-- Start Data extract --

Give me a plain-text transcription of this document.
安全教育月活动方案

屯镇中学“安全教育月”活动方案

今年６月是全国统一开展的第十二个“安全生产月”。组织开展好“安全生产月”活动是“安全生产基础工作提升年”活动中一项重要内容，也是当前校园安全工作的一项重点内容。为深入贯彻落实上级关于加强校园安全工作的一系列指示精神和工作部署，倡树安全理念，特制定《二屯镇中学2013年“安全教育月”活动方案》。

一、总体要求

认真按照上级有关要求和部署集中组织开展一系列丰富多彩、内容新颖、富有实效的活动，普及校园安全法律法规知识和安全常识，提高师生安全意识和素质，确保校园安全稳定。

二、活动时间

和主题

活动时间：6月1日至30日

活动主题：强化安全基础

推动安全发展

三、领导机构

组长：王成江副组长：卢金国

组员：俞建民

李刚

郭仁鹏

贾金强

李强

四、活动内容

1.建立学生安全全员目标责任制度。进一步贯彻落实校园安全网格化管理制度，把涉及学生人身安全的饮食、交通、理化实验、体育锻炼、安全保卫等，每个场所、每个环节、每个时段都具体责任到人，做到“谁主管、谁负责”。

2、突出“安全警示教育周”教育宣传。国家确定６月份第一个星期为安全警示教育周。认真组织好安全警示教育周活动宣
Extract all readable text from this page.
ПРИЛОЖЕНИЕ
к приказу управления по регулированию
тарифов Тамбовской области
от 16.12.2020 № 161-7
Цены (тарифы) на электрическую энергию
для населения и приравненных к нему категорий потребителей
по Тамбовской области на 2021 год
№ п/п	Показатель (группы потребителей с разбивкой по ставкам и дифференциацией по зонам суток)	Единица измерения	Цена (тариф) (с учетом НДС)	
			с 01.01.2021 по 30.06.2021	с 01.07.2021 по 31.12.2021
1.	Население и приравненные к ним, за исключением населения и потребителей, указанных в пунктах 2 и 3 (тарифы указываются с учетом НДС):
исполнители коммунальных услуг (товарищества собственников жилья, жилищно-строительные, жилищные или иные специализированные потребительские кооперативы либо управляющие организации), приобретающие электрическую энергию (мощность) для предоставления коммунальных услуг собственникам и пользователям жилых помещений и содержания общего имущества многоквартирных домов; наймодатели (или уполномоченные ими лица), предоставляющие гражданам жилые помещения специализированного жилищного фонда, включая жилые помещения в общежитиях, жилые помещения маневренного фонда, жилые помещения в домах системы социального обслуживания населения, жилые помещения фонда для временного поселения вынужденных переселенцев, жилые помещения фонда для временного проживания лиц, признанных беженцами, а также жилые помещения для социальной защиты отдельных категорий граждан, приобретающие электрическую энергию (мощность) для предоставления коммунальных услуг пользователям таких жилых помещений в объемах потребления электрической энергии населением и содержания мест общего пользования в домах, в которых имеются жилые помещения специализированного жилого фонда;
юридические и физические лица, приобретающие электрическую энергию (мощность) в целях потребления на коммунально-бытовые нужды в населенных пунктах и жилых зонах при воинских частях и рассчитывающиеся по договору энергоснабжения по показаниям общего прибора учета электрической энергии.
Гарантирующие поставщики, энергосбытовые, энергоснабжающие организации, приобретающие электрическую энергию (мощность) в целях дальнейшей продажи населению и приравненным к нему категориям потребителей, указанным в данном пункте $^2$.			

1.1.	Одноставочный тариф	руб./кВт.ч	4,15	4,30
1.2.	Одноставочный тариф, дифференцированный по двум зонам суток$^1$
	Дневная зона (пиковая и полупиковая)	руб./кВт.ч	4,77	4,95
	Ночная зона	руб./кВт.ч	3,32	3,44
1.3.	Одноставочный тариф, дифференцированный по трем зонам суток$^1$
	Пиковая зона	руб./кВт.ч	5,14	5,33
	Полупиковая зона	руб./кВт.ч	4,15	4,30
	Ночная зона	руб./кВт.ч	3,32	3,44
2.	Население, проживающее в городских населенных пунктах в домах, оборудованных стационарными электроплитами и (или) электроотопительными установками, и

-- End Data extract --

• **Given exercise**: All of the entries above must be quoted exactly.

• **Task solution**:
Give me a plain-text transcription of this document.
安全教育月活动方案

屯镇中学“安全教育月”活动方案

今年６月是全国统一开展的第十二个“安全生产月”。组织开展好“安全生产月”活动是“安全生产基础工作提升年”活动中一项重要内容，也是当前校园安全工作的一项重点内容。为深入贯彻落实上级关于加强校园安全工作的一系列指示精神和工作部署，倡树安全理念，特制定《二屯镇中学2013年“安全教育月”活动方案》。

一、总体要求

认真按照上级有关要求和部署集中组织开展一系列丰富多彩、内容新颖、富有实效的活动，普及校园安全法律法规知识和安全常识，提高师生安全意识和素质，确保校园安全稳定。

二、活动时间

和主题

活动时间：6月1日至30日

活动主题：强化安全基础

推动安全发展

三、领导机构

组长：王成江副组长：卢金国

组员：俞建民

李刚

郭仁鹏

贾金强

李强

四、活动内容

1.建立学生安全全员目标责任制度。进一步贯彻落实校园安全网格化管理制度，把涉及学生人身安全的饮食、交通、理化实验、体育锻炼、安全保卫等，每个场所、每个环节、每个时段都具体责任到人，做到“谁主管、谁负责”。

2、突出“安全警示教育周”教育宣传。国家确定６月份第一个星期为安全警示教育周。认真组织好安全警示教育周活动宣
Extract all readable text from this page.
ПРИЛОЖЕНИЕ
к приказу управления по регулированию
тарифов Тамбовской области
от 16.12.2020 № 161-7
Цены (тарифы) на электрическую энергию
для населения и приравненных к нему категорий потребителей
по Тамбовской области на 2021 год
№ п/п	Показатель (группы потребителей с разбивкой по ставкам и дифференциацией по зонам суток)	Единица измерения	Цена (тариф) (с учетом НДС)	
			с 01.01.2021 по 30.06.2021	с 01.07.2021 по 31.12.2021
1.	Население и приравненные к ним, за исключением населения и потребителей, указанных в пунктах 2 и 3 (тарифы указываются с учетом НДС):
исполнители коммунальных услуг (товарищества собственников жилья, жилищно-строительные, жилищные или иные специализированные потребительские кооперативы либо управляющие организации), приобретающие электрическую энергию (мощность) для предоставления коммунальных услуг собственникам и пользователям жилых помещений и содержания общего имущества многоквартирных домов; наймодатели (или уполномоченные ими лица), предоставляющие гражданам жилые помещения специализированного жилищного фонда, включая жилые помещения в общежитиях, жилые помещения маневренного фонда, жилые помещения в домах системы социального обслуживания населения, жилые помещения фонда для временного поселения вынужденных переселенцев, жилые помещения фонда для временного проживания лиц, признанных беженцами, а также жилые помещения для социальной защиты отдельных категорий граждан, приобретающие электрическую энергию (мощность) для предоставления коммунальных услуг пользователям таких жилых помещений в объемах потребления электрической энергии населением и содержания мест общего пользования в домах, в которых имеются жилые помещения специализированного жилого фонда;
юридические и физические лица, приобретающие электрическую энергию (мощность) в целях потребления на коммунально-бытовые нужды в населенных пунктах и жилых зонах при воинских частях и рассчитывающиеся по договору энергоснабжения по показаниям общего прибора учета электрической энергии.
Гарантирующие поставщики, энергосбытовые, энергоснабжающие организации, приобретающие электрическую энергию (мощность) в целях дальнейшей продажи населению и приравненным к нему категориям потребителей, указанным в данном пункте $^2$.			

1.1.	Одноставочный тариф	руб./кВт.ч	4,15	4,30
1.2.	Одноставочный тариф, дифференцированный по двум зонам суток$^1$
	Дневная зона (пиковая и полупиковая)	руб./кВт.ч	4,77	4,95
	Ночная зона	руб./кВт.ч	3,32	3,44
1.3.	Одноставочный тариф, дифференцированный по трем зонам суток$^1$
	Пиковая зона	руб./кВт.ч	5,14	5,33
	Полупиковая зона	руб./кВт.ч	4,15	4,30
	Ночная зона	руб./кВт.ч	3,32	3,44
2.	Население, проживающее в городских населенных пунктах в домах, оборудованных стационарными электроплитами и (или) электроотопительными установками, и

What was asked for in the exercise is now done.